## Written problem A
In the report below on the New York State Standard Review Committee, why were committee members asked not to share specific details of their work?
## Written problem B
According to the Standard Review Committee report below, how many people responded to the survey?
## Written problem C
Continue the report on the Standard Review Committee from its last sentence.

## Excerpted text
_ _ _ _

McMullan Reports on Standard Review Committee
PJSTA member Melissa McMullan reports on her experience on the New York State Standard Review Committee…
The Cycle of Standards, Instruction and Assessment
“Pick battles big enough to matter, small enough to win.”
Today was the second day of the New York State Standard Review Committee. In total, sixty-eight people responded to my survey. This feedback is combined with a letter Stronger Together Caucus (ST Caucus) sent to the Board of Regents and the New York State Department of Education regarding the need for clear concise standards that included assessment limits for students and teachers. Once again, I sat with this feedback before me, as my grade level band and sub-group looked at specific standards.
We have been asked to refrain from sharing specific details of our work because right now it is all a work in progress. Ultimately, our recommendations will be made public for comment before these recommendations are brought to the Board of Regents (BOR) for review.

_ _ _ _

## Listed entries
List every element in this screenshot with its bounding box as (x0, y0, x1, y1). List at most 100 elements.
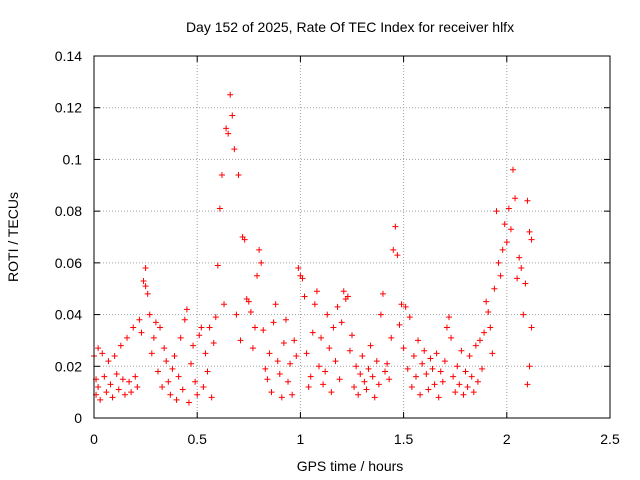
data-point (303, 350, 310, 357)
data-point (142, 283, 149, 290)
data-point (390, 246, 397, 253)
data-point (254, 272, 261, 279)
data-point (472, 342, 479, 349)
data-point (431, 381, 438, 388)
data-point (326, 345, 333, 352)
data-point (522, 280, 529, 287)
data-point (204, 368, 211, 375)
data-point (241, 236, 248, 243)
data-point (483, 298, 490, 305)
data-point (524, 197, 531, 204)
data-point (177, 334, 184, 341)
data-point (206, 324, 213, 331)
data-point (225, 130, 232, 137)
data-point (361, 378, 368, 385)
data-point (369, 373, 376, 380)
data-point (443, 324, 450, 331)
data-point (270, 319, 277, 326)
data-point (192, 378, 199, 385)
data-point (499, 246, 506, 253)
data-point (274, 358, 281, 365)
data-point (421, 347, 428, 354)
y-tick-label: 0.02 (55, 358, 82, 374)
data-point (101, 373, 108, 380)
data-point (456, 381, 463, 388)
data-point (229, 112, 236, 119)
data-point (157, 324, 164, 331)
data-point (479, 365, 486, 372)
data-point (332, 358, 339, 365)
data-point (505, 205, 512, 212)
data-point (227, 91, 234, 98)
data-point (349, 332, 355, 339)
data-point (154, 368, 161, 375)
data-point (245, 298, 252, 305)
data-point (452, 389, 459, 396)
data-point (218, 171, 225, 178)
data-point (237, 337, 244, 344)
data-point (221, 301, 228, 308)
data-point (179, 386, 186, 393)
data-point (231, 146, 238, 153)
data-point (367, 342, 374, 349)
data-point (315, 363, 322, 370)
data-point (111, 352, 118, 359)
data-point (152, 319, 159, 326)
data-point (128, 389, 135, 396)
data-point (258, 259, 265, 266)
data-point (359, 352, 366, 359)
data-point (268, 389, 275, 396)
data-point (173, 396, 180, 403)
data-point (491, 285, 498, 292)
y-tick-label: 0.08 (55, 203, 82, 219)
data-point (200, 383, 207, 390)
data-point (140, 277, 147, 284)
data-point (311, 301, 318, 308)
data-point (167, 391, 174, 398)
data-point (526, 363, 533, 370)
data-point (392, 223, 399, 230)
data-point (384, 360, 391, 367)
data-point (476, 337, 483, 344)
data-point (280, 340, 287, 347)
data-point (247, 308, 254, 315)
data-point (410, 352, 417, 359)
data-point (415, 337, 422, 344)
data-point (357, 371, 364, 378)
data-point (351, 383, 358, 390)
data-point (198, 324, 205, 331)
data-point (285, 378, 292, 385)
data-point (138, 329, 145, 336)
data-point (185, 399, 192, 406)
data-point (460, 391, 467, 398)
data-point (190, 342, 197, 349)
grid-lines (94, 56, 610, 418)
data-point (375, 381, 382, 388)
data-point (454, 363, 461, 370)
data-point (103, 389, 110, 396)
y-tick-label: 0 (74, 410, 82, 426)
data-point (448, 334, 455, 341)
x-tick-label: 2.5 (600, 431, 620, 447)
data-point (287, 360, 294, 367)
data-point (307, 373, 314, 380)
y-axis-label: ROTI / TECUs (5, 192, 21, 282)
data-point (144, 290, 151, 297)
data-point (485, 308, 492, 315)
data-point (474, 378, 481, 385)
data-point (489, 350, 496, 357)
chart-title: Day 152 of 2025, Rate Of TEC Index for r… (186, 19, 514, 35)
data-point (450, 373, 457, 380)
data-point (175, 373, 182, 380)
data-point (388, 334, 395, 341)
data-point (493, 208, 500, 215)
data-point (402, 303, 409, 310)
data-point (295, 265, 302, 272)
data-point (441, 358, 448, 365)
data-point (425, 386, 432, 393)
x-tick-label: 1 (297, 431, 305, 447)
data-point (171, 352, 178, 359)
data-point (429, 365, 436, 372)
data-point (161, 345, 168, 352)
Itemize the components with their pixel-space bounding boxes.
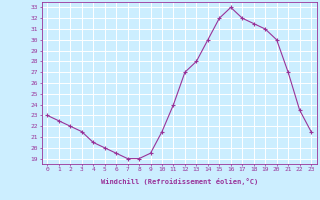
X-axis label: Windchill (Refroidissement éolien,°C): Windchill (Refroidissement éolien,°C) bbox=[100, 178, 258, 185]
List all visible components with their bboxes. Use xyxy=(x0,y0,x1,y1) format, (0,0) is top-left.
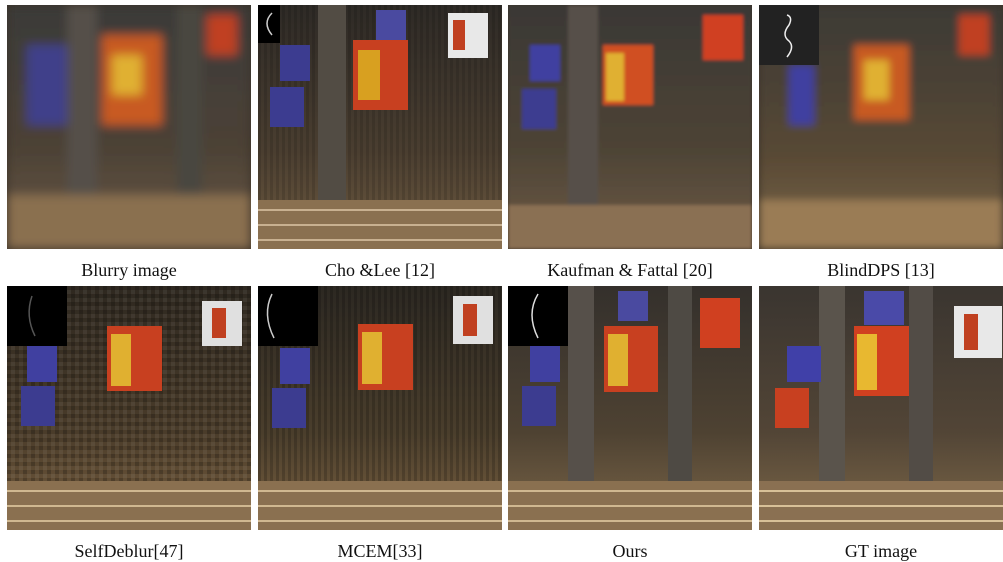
caption-blinddps: BlindDPS [13] xyxy=(827,260,935,280)
kernel-inset-icon xyxy=(508,286,568,346)
kernel-inset-icon xyxy=(258,5,280,43)
caption-ours: Ours xyxy=(612,541,648,561)
cathedral-scene-image xyxy=(7,286,251,530)
cathedral-scene-image xyxy=(759,286,1003,530)
caption-selfdeblur: SelfDeblur[47] xyxy=(74,541,184,561)
caption-kaufman-fattal: Kaufman & Fattal [20] xyxy=(547,260,713,280)
cathedral-scene-image xyxy=(258,5,502,249)
mcem-photo xyxy=(258,286,502,530)
selfdeblur-photo xyxy=(7,286,251,530)
kernel-inset-icon xyxy=(7,286,67,346)
blurry-photo xyxy=(7,5,251,249)
cathedral-scene-image xyxy=(508,5,752,249)
caption-gt: GT image xyxy=(844,541,918,561)
cathedral-scene-image xyxy=(759,5,1003,249)
ours-photo xyxy=(508,286,752,530)
gt-photo xyxy=(759,286,1003,530)
cathedral-scene-image xyxy=(7,5,251,249)
kaufman-fattal-photo xyxy=(508,5,752,249)
blinddps-photo xyxy=(759,5,1003,249)
cathedral-scene-image xyxy=(258,286,502,530)
kernel-inset-icon xyxy=(759,5,819,65)
caption-blurry: Blurry image xyxy=(81,260,177,280)
caption-cho-lee: Cho &Lee [12] xyxy=(325,260,435,280)
cho-lee-photo xyxy=(258,5,502,249)
cathedral-scene-image xyxy=(508,286,752,530)
caption-mcem: MCEM[33] xyxy=(337,541,423,561)
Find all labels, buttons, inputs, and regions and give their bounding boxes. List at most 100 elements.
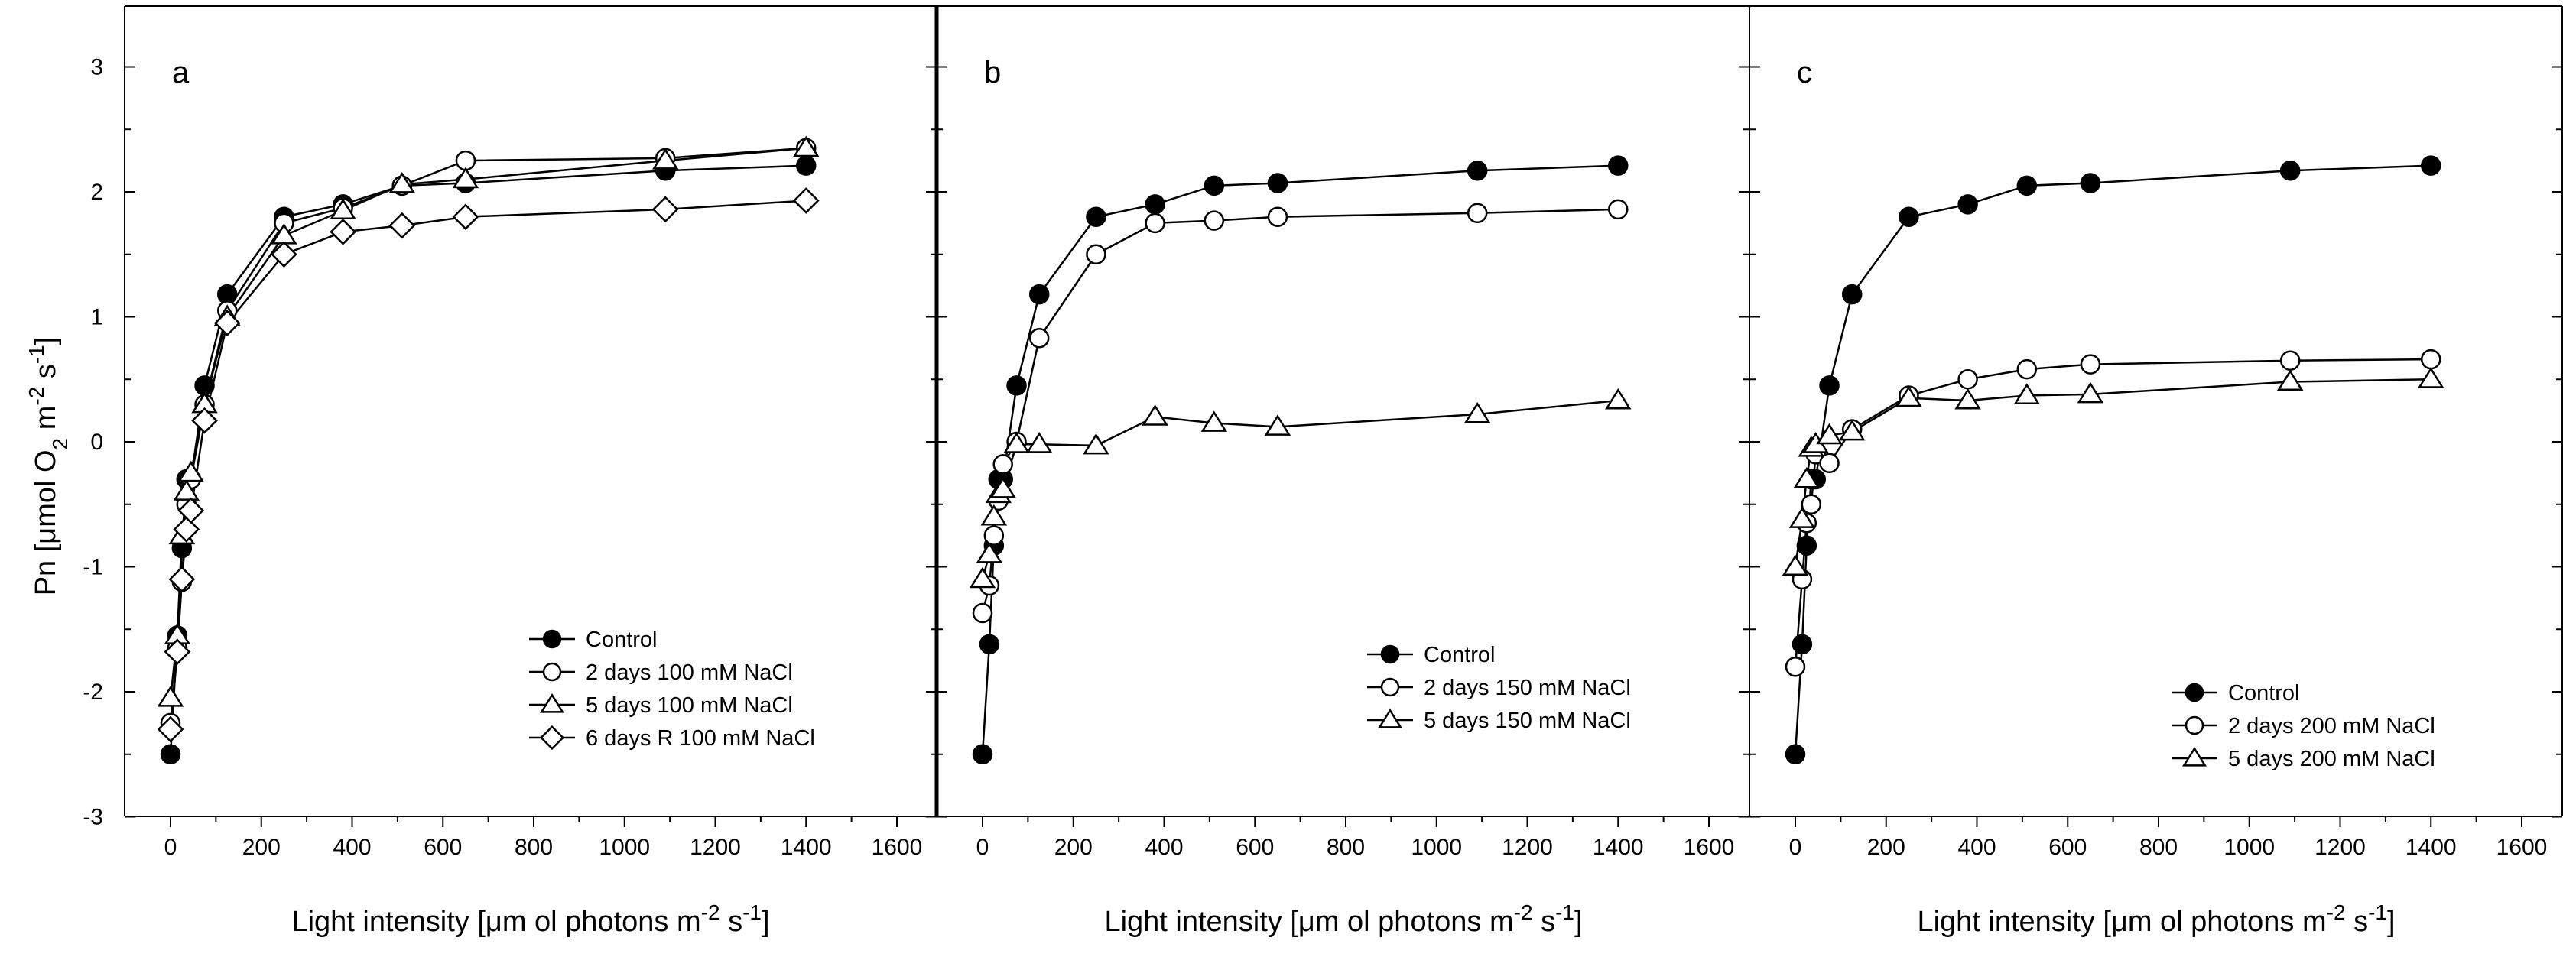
data-point — [1463, 401, 1491, 423]
data-point — [388, 212, 416, 239]
legend-marker — [1380, 677, 1400, 697]
data-point — [164, 638, 191, 666]
x-tick-label: 600 — [1236, 835, 1274, 860]
data-point — [1145, 194, 1165, 215]
data-point — [330, 198, 356, 219]
panel-letter: c — [1797, 56, 1812, 89]
data-point — [452, 203, 479, 231]
data-point — [1608, 155, 1629, 176]
data-point — [177, 460, 204, 482]
legend-a: Control 2 days 100 mM NaCl 5 days 100 mM N… — [529, 628, 815, 751]
data-point — [2417, 367, 2444, 388]
legend-label: 2 days 100 mM NaCl — [586, 660, 793, 685]
legend-label: 2 days 150 mM NaCl — [1424, 676, 1631, 700]
x-tick-label: 0 — [976, 835, 989, 860]
x-tick-label: 400 — [333, 835, 371, 860]
x-tick-label: 600 — [2048, 835, 2087, 860]
y-tick-label: -2 — [83, 680, 103, 705]
x-tick-label: 1600 — [872, 835, 923, 860]
data-point — [2080, 354, 2101, 375]
x-tick-label: 400 — [1145, 835, 1183, 860]
panel-a: 0 200 400 600 800 1000 1200 1400 1600 -3 -2 -1 0 1 2 3 a… — [83, 5, 937, 860]
data-point — [1145, 212, 1165, 234]
data-point — [1200, 410, 1228, 432]
data-point — [1819, 453, 1840, 474]
data-point — [191, 407, 218, 434]
y-tick-label: 2 — [90, 180, 103, 205]
data-point — [2077, 381, 2104, 404]
data-point — [651, 148, 679, 170]
legend-marker — [1377, 708, 1403, 728]
legend-marker — [2181, 746, 2207, 767]
data-point — [1954, 388, 1981, 410]
data-point — [1028, 328, 1050, 349]
data-point — [1841, 284, 1863, 305]
data-point — [1267, 173, 1288, 193]
data-point — [173, 479, 200, 501]
panel-c: 0 200 400 600 800 1000 1200 1400 1600 c Control 2 d… — [1749, 5, 2563, 860]
x-tick-label: 1600 — [1684, 835, 1735, 860]
legend-marker — [2185, 683, 2204, 702]
data-point — [651, 196, 679, 223]
x-tick-label: 800 — [515, 835, 553, 860]
data-point — [1028, 284, 1050, 305]
data-point — [1467, 203, 1488, 224]
data-point — [2279, 350, 2301, 371]
x-tick-label: 1400 — [2405, 835, 2457, 860]
legend-label: 2 days 200 mM NaCl — [2228, 714, 2435, 738]
data-point — [330, 218, 356, 245]
data-point — [452, 167, 479, 189]
data-point — [213, 310, 241, 337]
data-point — [2016, 358, 2038, 380]
x-tick-label: 0 — [1789, 835, 1802, 860]
x-tick-label: 1600 — [2496, 835, 2548, 860]
x-tick-label: 1400 — [1593, 835, 1644, 860]
data-point — [1006, 375, 1027, 396]
data-point — [1003, 432, 1030, 453]
x-tick-label: 800 — [2139, 835, 2178, 860]
data-point — [388, 172, 416, 193]
data-point — [972, 602, 993, 624]
x-tick-label: 1000 — [599, 835, 650, 860]
data-point — [792, 135, 820, 157]
x-axis-title-a: Light intensity [μm ol photons m-2 s-1] — [291, 900, 769, 939]
x-tick-label: 1200 — [1502, 835, 1553, 860]
data-point — [1895, 385, 1922, 407]
y-tick-label: 1 — [90, 305, 103, 330]
data-point — [2279, 160, 2301, 181]
y-tick-label: 0 — [90, 430, 103, 455]
x-tick-label: 0 — [164, 835, 177, 860]
data-point — [1086, 244, 1106, 264]
x-axis-title-b: Light intensity [μm ol photons m-2 s-1] — [1104, 900, 1582, 939]
legend-label: 6 days R 100 mM NaCl — [586, 726, 815, 751]
legend-label: 5 days 100 mM NaCl — [586, 693, 793, 718]
data-point — [1957, 194, 1978, 215]
data-point — [1608, 199, 1629, 220]
y-tick-label: -1 — [83, 555, 103, 580]
data-point — [976, 541, 1003, 563]
data-point — [1796, 535, 1817, 556]
data-point — [1604, 388, 1632, 410]
y-tick-label: 3 — [90, 55, 103, 80]
data-point — [1083, 433, 1109, 455]
data-point — [1792, 634, 1813, 655]
legend-marker — [539, 693, 565, 713]
data-point — [1467, 160, 1488, 181]
data-point — [1838, 419, 1866, 441]
data-point — [1788, 507, 1816, 528]
data-point — [1785, 744, 1806, 764]
legend-marker — [542, 662, 562, 682]
legend-label: 5 days 200 mM NaCl — [2228, 747, 2435, 771]
x-tick-label: 400 — [1957, 835, 1996, 860]
data-point — [983, 525, 1005, 546]
data-point — [972, 744, 993, 764]
data-point — [1086, 206, 1106, 227]
data-point — [157, 686, 184, 707]
panels: 0 200 400 600 800 1000 1200 1400 1600 -3 -2 -1 0 1 2 3 a… — [83, 5, 2563, 860]
panel-b: 0 200 400 600 800 1000 1200 1400 1600 b Control 2 d… — [934, 5, 1750, 860]
x-tick-label: 200 — [1054, 835, 1093, 860]
legend-marker — [542, 629, 562, 649]
panel-letter: a — [172, 56, 190, 89]
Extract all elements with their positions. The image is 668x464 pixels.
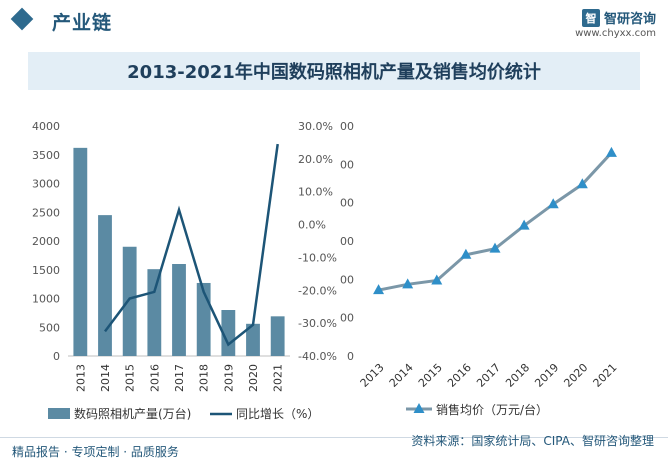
growth-line: [104, 143, 279, 347]
section-title: 产业链: [52, 12, 113, 34]
legend-label-growth: 同比增长（%）: [236, 407, 319, 421]
x-tick-label: 2015: [416, 361, 445, 390]
x-tick-label: 2021: [591, 361, 620, 390]
price-marker: [402, 278, 414, 289]
x-tick-label: 2019: [222, 364, 235, 392]
price-line: [378, 151, 613, 292]
x-tick-label: 2018: [503, 361, 532, 390]
legend-label-price: 销售均价（万元/台）: [436, 402, 548, 417]
y-left-tick-label: 3000: [32, 178, 60, 191]
x-tick-label: 2018: [198, 364, 211, 392]
price-marker: [518, 219, 530, 230]
brand-logo-icon: 智: [581, 8, 600, 27]
price-marker: [605, 146, 617, 157]
x-tick-label: 2013: [74, 364, 87, 392]
brand-name: 智研咨询: [603, 12, 656, 27]
y-left-tick-label: 1000: [32, 293, 60, 306]
price-marker: [576, 178, 588, 189]
x-tick-label: 2020: [247, 364, 260, 392]
x-tick-label: 2014: [387, 361, 416, 390]
y-right-tick-label: 0.0%: [298, 219, 326, 232]
production-bar: [221, 310, 236, 356]
production-bar: [98, 215, 112, 356]
y-left-tick-label: 4000: [32, 120, 60, 133]
legend-label-production: 数码照相机产量(万台): [74, 406, 191, 421]
production-bar: [147, 269, 162, 356]
x-tick-label: 2021: [272, 364, 285, 392]
y-tick-label: 4000: [340, 197, 354, 210]
legend-swatch-production: [48, 408, 70, 419]
y-left-tick-label: 1500: [32, 264, 60, 277]
y-left-tick-label: 500: [39, 321, 60, 334]
x-tick-label: 2017: [173, 364, 186, 392]
production-bar: [122, 246, 137, 356]
x-tick-label: 2015: [124, 364, 137, 392]
production-bar: [172, 264, 186, 356]
y-tick-label: 1000: [340, 312, 354, 325]
y-tick-label: 0: [347, 350, 354, 363]
price-marker: [547, 198, 559, 209]
production-bar: [246, 323, 260, 356]
x-tick-label: 2014: [99, 364, 112, 392]
price-marker: [431, 274, 443, 285]
price-marker: [489, 242, 501, 253]
chart-title: 2013-2021年中国数码照相机产量及销售均价统计: [127, 62, 541, 83]
y-right-tick-label: -10.0%: [298, 251, 337, 264]
diamond-icon: [10, 7, 34, 31]
y-left-tick-label: 3500: [32, 149, 60, 162]
x-tick-label: 2019: [532, 361, 561, 390]
y-tick-label: 3000: [340, 235, 354, 248]
y-right-tick-label: 20.0%: [298, 153, 333, 166]
price-marker: [373, 284, 385, 295]
x-tick-label: 2013: [358, 361, 387, 390]
x-tick-label: 2016: [148, 364, 161, 392]
production-chart: 0 500 1000 1500 2000 2500 3000 3500 4000 -40.0% -3…: [32, 120, 337, 421]
page-header: 产业链 智 智研咨询 www.chyxx.com: [0, 0, 668, 46]
source-note: 资料来源：国家统计局、CIPA、智研咨询整理: [411, 434, 654, 448]
price-marker: [460, 248, 472, 259]
y-left-tick-label: 2000: [32, 235, 60, 248]
production-bar: [270, 316, 285, 356]
x-tick-label: 2017: [474, 361, 503, 390]
y-right-tick-label: -30.0%: [298, 317, 337, 330]
y-right-tick-label: 10.0%: [298, 186, 333, 199]
x-tick-label: 2020: [561, 361, 590, 390]
y-tick-label: 2000: [340, 273, 354, 286]
y-right-tick-label: -40.0%: [298, 350, 337, 363]
y-tick-label: 6000: [340, 120, 354, 133]
legend-marker-price: [413, 403, 425, 413]
production-bar: [73, 147, 88, 356]
y-tick-label: 5000: [340, 158, 354, 171]
y-right-tick-label: 30.0%: [298, 120, 333, 133]
x-tick-label: 2016: [445, 361, 474, 390]
brand-url: www.chyxx.com: [575, 28, 656, 39]
footer-divider: [0, 437, 668, 438]
y-left-tick-label: 2500: [32, 206, 60, 219]
y-right-tick-label: -20.0%: [298, 284, 337, 297]
footer-tagline: 精品报告 · 专项定制 · 品质服务: [12, 445, 179, 459]
price-chart: 0100020003000400050006000201320142015201…: [340, 120, 620, 417]
chart-title-bar: 2013-2021年中国数码照相机产量及销售均价统计: [28, 52, 640, 90]
brand: 智 智研咨询 www.chyxx.com: [575, 8, 656, 39]
y-left-tick-label: 0: [53, 350, 60, 363]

_ _ _ _

## Written response A
They were asked to hold back specific details because all of the work was still in progress. The recommendations will be made public for comment before they go to the Board of Regents for review.

## Written response B
Sixty-eight people responded to the survey.

## Written response C
There are big ideas that are swirling around in my mind. I am eager for feedback from parents and colleagues.
First, as a society, what do we want the standards to do? I am genuinely curious about what people think of standards. What do they mean to people? What do we expect standards to accomplish?
Second, how do we ensure that assessment of progress toward reaching those standards remains directly connected with instruction? Do we seek a narrowing of standards that will streamline assessment? Do we maintain more holistic standards that leave more room for instructional freedom?
Finally, and most importantly, how much do we trust the teachers in our children’s classrooms? If we agree that standards, instruction and assessment are parts of a continuous cycle through which all learning takes place, then who do we trust to craft and implement these pieces?
Thank you Debbie. The old standards come up quite a bit. They were very straightforward. I also appreciated them because they are based upon Language Experience Approach (LEA) where we value the integration of reading, writing, listening and speaking as modes through which children develop powerful language skills. Most importantly, an LEA approach honors individuality. It requires that these experiences begin with the child and, spiral outward. And in life, we are each our own person, aren’t we?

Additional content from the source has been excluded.